| Material for the task |
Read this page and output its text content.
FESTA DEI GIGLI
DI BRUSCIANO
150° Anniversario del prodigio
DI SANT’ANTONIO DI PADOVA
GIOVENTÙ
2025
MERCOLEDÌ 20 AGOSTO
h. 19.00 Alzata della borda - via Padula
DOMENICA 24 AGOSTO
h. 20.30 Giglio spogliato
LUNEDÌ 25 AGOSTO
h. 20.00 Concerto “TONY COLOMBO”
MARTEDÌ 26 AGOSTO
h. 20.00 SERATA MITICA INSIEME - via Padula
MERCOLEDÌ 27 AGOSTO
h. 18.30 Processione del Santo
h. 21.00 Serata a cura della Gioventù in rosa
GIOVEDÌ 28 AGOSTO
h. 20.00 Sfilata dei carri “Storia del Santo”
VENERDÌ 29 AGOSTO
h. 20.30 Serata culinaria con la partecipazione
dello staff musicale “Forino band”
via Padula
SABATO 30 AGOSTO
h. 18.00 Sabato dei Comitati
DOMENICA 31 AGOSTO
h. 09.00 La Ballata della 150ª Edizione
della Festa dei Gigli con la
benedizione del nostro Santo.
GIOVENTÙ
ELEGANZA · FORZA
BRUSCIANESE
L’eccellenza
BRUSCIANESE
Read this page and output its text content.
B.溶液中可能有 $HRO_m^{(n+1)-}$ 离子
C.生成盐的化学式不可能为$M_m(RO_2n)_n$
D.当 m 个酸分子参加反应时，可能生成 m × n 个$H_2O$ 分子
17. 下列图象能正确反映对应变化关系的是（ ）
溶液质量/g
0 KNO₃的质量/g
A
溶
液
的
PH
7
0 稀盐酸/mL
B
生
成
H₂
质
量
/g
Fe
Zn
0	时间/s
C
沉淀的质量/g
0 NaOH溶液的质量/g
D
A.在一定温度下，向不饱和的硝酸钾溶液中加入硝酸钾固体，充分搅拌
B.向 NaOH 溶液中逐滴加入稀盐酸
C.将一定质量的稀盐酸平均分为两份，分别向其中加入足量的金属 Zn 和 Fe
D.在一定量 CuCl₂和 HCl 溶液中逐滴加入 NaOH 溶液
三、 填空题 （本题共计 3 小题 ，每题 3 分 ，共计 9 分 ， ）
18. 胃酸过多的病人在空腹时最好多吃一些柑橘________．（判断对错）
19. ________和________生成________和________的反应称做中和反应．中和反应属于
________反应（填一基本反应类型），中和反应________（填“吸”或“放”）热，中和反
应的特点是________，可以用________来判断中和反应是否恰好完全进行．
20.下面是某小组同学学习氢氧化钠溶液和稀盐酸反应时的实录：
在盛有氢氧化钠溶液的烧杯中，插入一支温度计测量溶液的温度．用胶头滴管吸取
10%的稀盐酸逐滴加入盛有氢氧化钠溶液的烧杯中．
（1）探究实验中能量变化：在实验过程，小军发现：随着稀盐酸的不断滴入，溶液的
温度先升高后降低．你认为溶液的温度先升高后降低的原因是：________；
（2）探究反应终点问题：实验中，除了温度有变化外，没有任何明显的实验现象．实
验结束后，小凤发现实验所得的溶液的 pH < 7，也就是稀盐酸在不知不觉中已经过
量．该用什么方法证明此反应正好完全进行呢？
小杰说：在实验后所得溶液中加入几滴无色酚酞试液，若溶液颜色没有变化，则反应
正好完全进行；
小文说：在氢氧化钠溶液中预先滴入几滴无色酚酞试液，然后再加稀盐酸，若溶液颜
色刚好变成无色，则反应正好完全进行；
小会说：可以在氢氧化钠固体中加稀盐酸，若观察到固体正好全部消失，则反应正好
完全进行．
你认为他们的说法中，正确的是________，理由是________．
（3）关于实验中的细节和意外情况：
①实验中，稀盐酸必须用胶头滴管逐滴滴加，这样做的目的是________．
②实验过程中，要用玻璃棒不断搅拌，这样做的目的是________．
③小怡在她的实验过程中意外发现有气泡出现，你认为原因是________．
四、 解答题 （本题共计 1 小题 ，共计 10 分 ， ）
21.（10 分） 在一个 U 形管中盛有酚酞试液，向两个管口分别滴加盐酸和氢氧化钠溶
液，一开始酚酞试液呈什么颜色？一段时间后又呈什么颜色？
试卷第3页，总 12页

| Written problem |
Quote every record above exactly.

| Answer below |
Read this page and output its text content.
FESTA DEI GIGLI
DI BRUSCIANO
150° Anniversario del prodigio
DI SANT’ANTONIO DI PADOVA
GIOVENTÙ
2025
MERCOLEDÌ 20 AGOSTO
h. 19.00 Alzata della borda - via Padula
DOMENICA 24 AGOSTO
h. 20.30 Giglio spogliato
LUNEDÌ 25 AGOSTO
h. 20.00 Concerto “TONY COLOMBO”
MARTEDÌ 26 AGOSTO
h. 20.00 SERATA MITICA INSIEME - via Padula
MERCOLEDÌ 27 AGOSTO
h. 18.30 Processione del Santo
h. 21.00 Serata a cura della Gioventù in rosa
GIOVEDÌ 28 AGOSTO
h. 20.00 Sfilata dei carri “Storia del Santo”
VENERDÌ 29 AGOSTO
h. 20.30 Serata culinaria con la partecipazione
dello staff musicale “Forino band”
via Padula
SABATO 30 AGOSTO
h. 18.00 Sabato dei Comitati
DOMENICA 31 AGOSTO
h. 09.00 La Ballata della 150ª Edizione
della Festa dei Gigli con la
benedizione del nostro Santo.
GIOVENTÙ
ELEGANZA · FORZA
BRUSCIANESE
L’eccellenza
BRUSCIANESE
Read this page and output its text content.
B.溶液中可能有 $HRO_m^{(n+1)-}$ 离子
C.生成盐的化学式不可能为$M_m(RO_2n)_n$
D.当 m 个酸分子参加反应时，可能生成 m × n 个$H_2O$ 分子
17. 下列图象能正确反映对应变化关系的是（ ）
溶液质量/g
0 KNO₃的质量/g
A
溶
液
的
PH
7
0 稀盐酸/mL
B
生
成
H₂
质
量
/g
Fe
Zn
0	时间/s
C
沉淀的质量/g
0 NaOH溶液的质量/g
D
A.在一定温度下，向不饱和的硝酸钾溶液中加入硝酸钾固体，充分搅拌
B.向 NaOH 溶液中逐滴加入稀盐酸
C.将一定质量的稀盐酸平均分为两份，分别向其中加入足量的金属 Zn 和 Fe
D.在一定量 CuCl₂和 HCl 溶液中逐滴加入 NaOH 溶液
三、 填空题 （本题共计 3 小题 ，每题 3 分 ，共计 9 分 ， ）
18. 胃酸过多的病人在空腹时最好多吃一些柑橘________．（判断对错）
19. ________和________生成________和________的反应称做中和反应．中和反应属于
________反应（填一基本反应类型），中和反应________（填“吸”或“放”）热，中和反
应的特点是________，可以用________来判断中和反应是否恰好完全进行．
20.下面是某小组同学学习氢氧化钠溶液和稀盐酸反应时的实录：
在盛有氢氧化钠溶液的烧杯中，插入一支温度计测量溶液的温度．用胶头滴管吸取
10%的稀盐酸逐滴加入盛有氢氧化钠溶液的烧杯中．
（1）探究实验中能量变化：在实验过程，小军发现：随着稀盐酸的不断滴入，溶液的
温度先升高后降低．你认为溶液的温度先升高后降低的原因是：________；
（2）探究反应终点问题：实验中，除了温度有变化外，没有任何明显的实验现象．实
验结束后，小凤发现实验所得的溶液的 pH < 7，也就是稀盐酸在不知不觉中已经过
量．该用什么方法证明此反应正好完全进行呢？
小杰说：在实验后所得溶液中加入几滴无色酚酞试液，若溶液颜色没有变化，则反应
正好完全进行；
小文说：在氢氧化钠溶液中预先滴入几滴无色酚酞试液，然后再加稀盐酸，若溶液颜
色刚好变成无色，则反应正好完全进行；
小会说：可以在氢氧化钠固体中加稀盐酸，若观察到固体正好全部消失，则反应正好
完全进行．
你认为他们的说法中，正确的是________，理由是________．
（3）关于实验中的细节和意外情况：
①实验中，稀盐酸必须用胶头滴管逐滴滴加，这样做的目的是________．
②实验过程中，要用玻璃棒不断搅拌，这样做的目的是________．
③小怡在她的实验过程中意外发现有气泡出现，你认为原因是________．
四、 解答题 （本题共计 1 小题 ，共计 10 分 ， ）
21.（10 分） 在一个 U 形管中盛有酚酞试液，向两个管口分别滴加盐酸和氢氧化钠溶
液，一开始酚酞试液呈什么颜色？一段时间后又呈什么颜色？
试卷第3页，总 12页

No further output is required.